▶ [PROVIDED INFORMATION]:
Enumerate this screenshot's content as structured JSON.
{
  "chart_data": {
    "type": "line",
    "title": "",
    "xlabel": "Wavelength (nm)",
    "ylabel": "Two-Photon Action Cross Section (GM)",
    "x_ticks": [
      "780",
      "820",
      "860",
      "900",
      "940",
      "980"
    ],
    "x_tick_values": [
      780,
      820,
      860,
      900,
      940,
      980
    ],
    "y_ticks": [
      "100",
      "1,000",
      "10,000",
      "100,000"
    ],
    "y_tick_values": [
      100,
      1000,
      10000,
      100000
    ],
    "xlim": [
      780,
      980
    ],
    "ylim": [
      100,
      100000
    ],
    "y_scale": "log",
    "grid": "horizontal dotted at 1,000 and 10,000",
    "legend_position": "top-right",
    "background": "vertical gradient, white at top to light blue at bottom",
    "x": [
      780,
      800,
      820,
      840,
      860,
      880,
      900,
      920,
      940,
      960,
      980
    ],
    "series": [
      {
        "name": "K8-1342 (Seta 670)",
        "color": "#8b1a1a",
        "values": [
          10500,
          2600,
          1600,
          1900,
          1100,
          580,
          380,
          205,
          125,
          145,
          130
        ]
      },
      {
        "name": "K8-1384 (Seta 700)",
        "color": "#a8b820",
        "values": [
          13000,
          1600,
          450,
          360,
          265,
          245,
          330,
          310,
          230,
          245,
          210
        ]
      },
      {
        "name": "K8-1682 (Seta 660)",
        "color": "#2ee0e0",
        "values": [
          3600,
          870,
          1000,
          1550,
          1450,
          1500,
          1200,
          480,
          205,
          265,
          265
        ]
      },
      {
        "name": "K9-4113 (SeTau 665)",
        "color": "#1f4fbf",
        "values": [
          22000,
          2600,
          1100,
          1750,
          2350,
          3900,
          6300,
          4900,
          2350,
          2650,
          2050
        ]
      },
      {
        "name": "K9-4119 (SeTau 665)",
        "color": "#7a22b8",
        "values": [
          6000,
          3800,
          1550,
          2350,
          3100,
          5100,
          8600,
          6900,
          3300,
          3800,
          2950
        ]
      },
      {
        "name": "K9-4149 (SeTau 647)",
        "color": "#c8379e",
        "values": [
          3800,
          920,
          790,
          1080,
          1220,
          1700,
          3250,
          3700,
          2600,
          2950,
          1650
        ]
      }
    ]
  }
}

▶ [TASK DETAILS]: Retype all the material above precisely, with no line left out.

▶ [RESULT]:
Enumerate this screenshot's content as structured JSON.
{
  "chart_data": {
    "type": "line",
    "title": "",
    "xlabel": "Wavelength (nm)",
    "ylabel": "Two-Photon Action Cross Section (GM)",
    "x_ticks": [
      "780",
      "820",
      "860",
      "900",
      "940",
      "980"
    ],
    "x_tick_values": [
      780,
      820,
      860,
      900,
      940,
      980
    ],
    "y_ticks": [
      "100",
      "1,000",
      "10,000",
      "100,000"
    ],
    "y_tick_values": [
      100,
      1000,
      10000,
      100000
    ],
    "xlim": [
      780,
      980
    ],
    "ylim": [
      100,
      100000
    ],
    "y_scale": "log",
    "grid": "horizontal dotted at 1,000 and 10,000",
    "legend_position": "top-right",
    "background": "vertical gradient, white at top to light blue at bottom",
    "x": [
      780,
      800,
      820,
      840,
      860,
      880,
      900,
      920,
      940,
      960,
      980
    ],
    "series": [
      {
        "name": "K8-1342 (Seta 670)",
        "color": "#8b1a1a",
        "values": [
          10500,
          2600,
          1600,
          1900,
          1100,
          580,
          380,
          205,
          125,
          145,
          130
        ]
      },
      {
        "name": "K8-1384 (Seta 700)",
        "color": "#a8b820",
        "values": [
          13000,
          1600,
          450,
          360,
          265,
          245,
          330,
          310,
          230,
          245,
          210
        ]
      },
      {
        "name": "K8-1682 (Seta 660)",
        "color": "#2ee0e0",
        "values": [
          3600,
          870,
          1000,
          1550,
          1450,
          1500,
          1200,
          480,
          205,
          265,
          265
        ]
      },
      {
        "name": "K9-4113 (SeTau 665)",
        "color": "#1f4fbf",
        "values": [
          22000,
          2600,
          1100,
          1750,
          2350,
          3900,
          6300,
          4900,
          2350,
          2650,
          2050
        ]
      },
      {
        "name": "K9-4119 (SeTau 665)",
        "color": "#7a22b8",
        "values": [
          6000,
          3800,
          1550,
          2350,
          3100,
          5100,
          8600,
          6900,
          3300,
          3800,
          2950
        ]
      },
      {
        "name": "K9-4149 (SeTau 647)",
        "color": "#c8379e",
        "values": [
          3800,
          920,
          790,
          1080,
          1220,
          1700,
          3250,
          3700,
          2600,
          2950,
          1650
        ]
      }
    ]
  }
}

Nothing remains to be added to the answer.